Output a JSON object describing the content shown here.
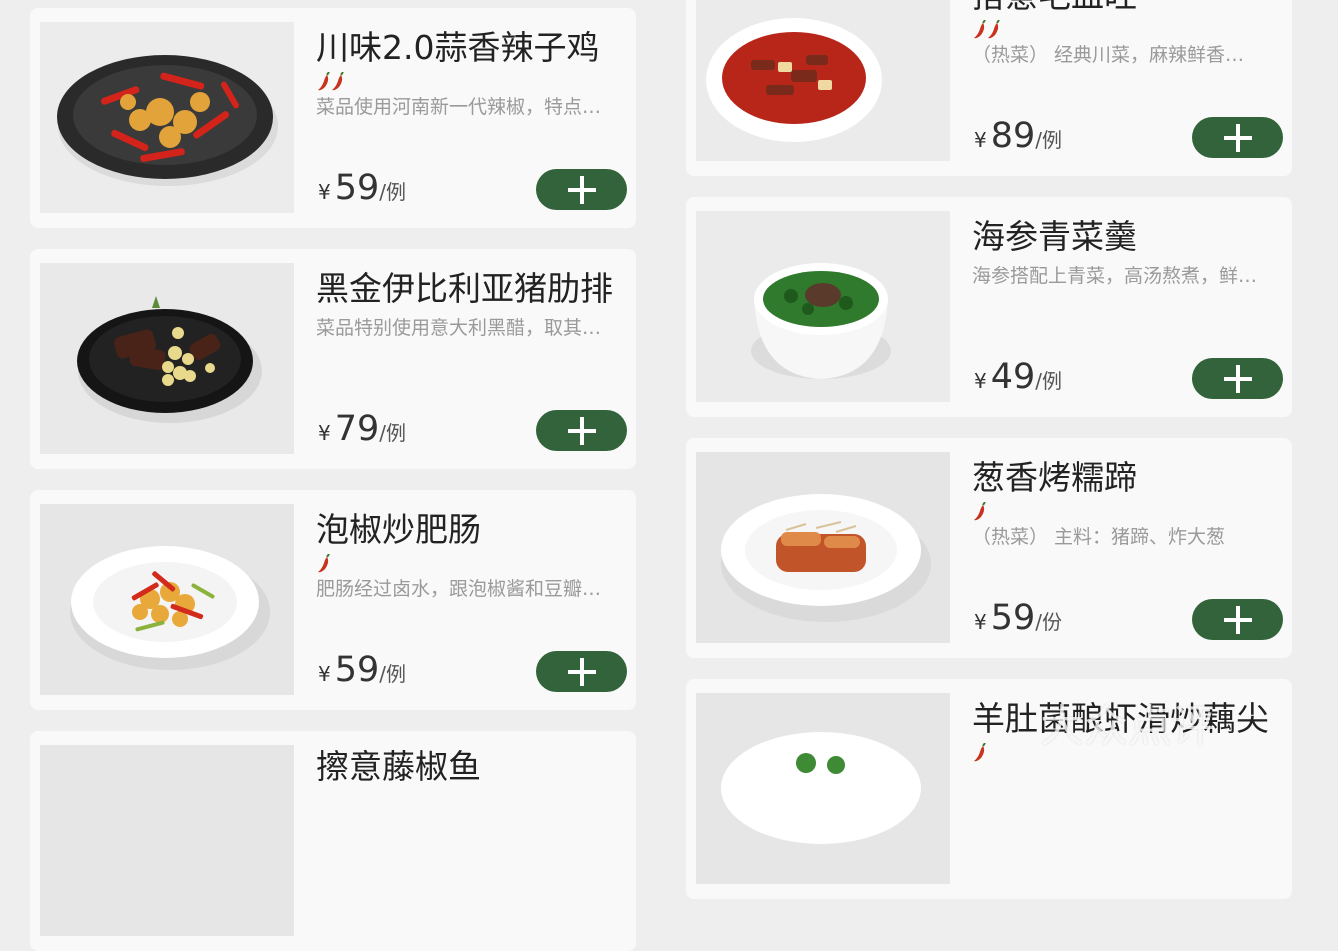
{
  "left_column": [
    {
      "name": "川味2.0蒜香辣子鸡",
      "spice_level": 2,
      "description": "菜品使用河南新一代辣椒，特点…",
      "currency": "¥",
      "price": "59",
      "unit": "/例",
      "add_icon": "plus-icon",
      "dish": "chili-chicken"
    },
    {
      "name": "黑金伊比利亚猪肋排",
      "spice_level": 0,
      "description": "菜品特别使用意大利黑醋，取其…",
      "currency": "¥",
      "price": "79",
      "unit": "/例",
      "add_icon": "plus-icon",
      "dish": "pork-ribs"
    },
    {
      "name": "泡椒炒肥肠",
      "spice_level": 1,
      "description": "肥肠经过卤水，跟泡椒酱和豆瓣…",
      "currency": "¥",
      "price": "59",
      "unit": "/例",
      "add_icon": "plus-icon",
      "dish": "pickled-pepper-intestine"
    },
    {
      "name": "擦意藤椒鱼",
      "spice_level": 0,
      "description": "",
      "currency": "",
      "price": "",
      "unit": "",
      "add_icon": "",
      "dish": "partial"
    }
  ],
  "right_column": [
    {
      "name": "搭意毛血旺",
      "spice_level": 2,
      "description": "（热菜） 经典川菜，麻辣鲜香…",
      "currency": "¥",
      "price": "89",
      "unit": "/例",
      "add_icon": "plus-icon",
      "dish": "maoxuewang"
    },
    {
      "name": "海参青菜羹",
      "spice_level": 0,
      "description": "海参搭配上青菜，高汤熬煮，鲜…",
      "currency": "¥",
      "price": "49",
      "unit": "/例",
      "add_icon": "plus-icon",
      "dish": "sea-cucumber-soup"
    },
    {
      "name": "葱香烤糯蹄",
      "spice_level": 1,
      "description": "（热菜） 主料：猪蹄、炸大葱",
      "currency": "¥",
      "price": "59",
      "unit": "/份",
      "add_icon": "plus-icon",
      "dish": "roast-trotter"
    },
    {
      "name": "羊肚菌酿虾滑炒藕尖",
      "spice_level": 1,
      "description": "",
      "currency": "",
      "price": "",
      "unit": "",
      "add_icon": "",
      "dish": "partial"
    }
  ],
  "watermark": "大众点评",
  "colors": {
    "add_button": "#32633a",
    "background": "#eeeeee",
    "card": "#f9f9f9",
    "name": "#222222",
    "description": "#9a9a9a",
    "chili": "#c8321e"
  }
}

------

* **Exercise prompt**
In the listing, how many lines hold "description"? Answer with a bare number.

* **Answer to the task**
9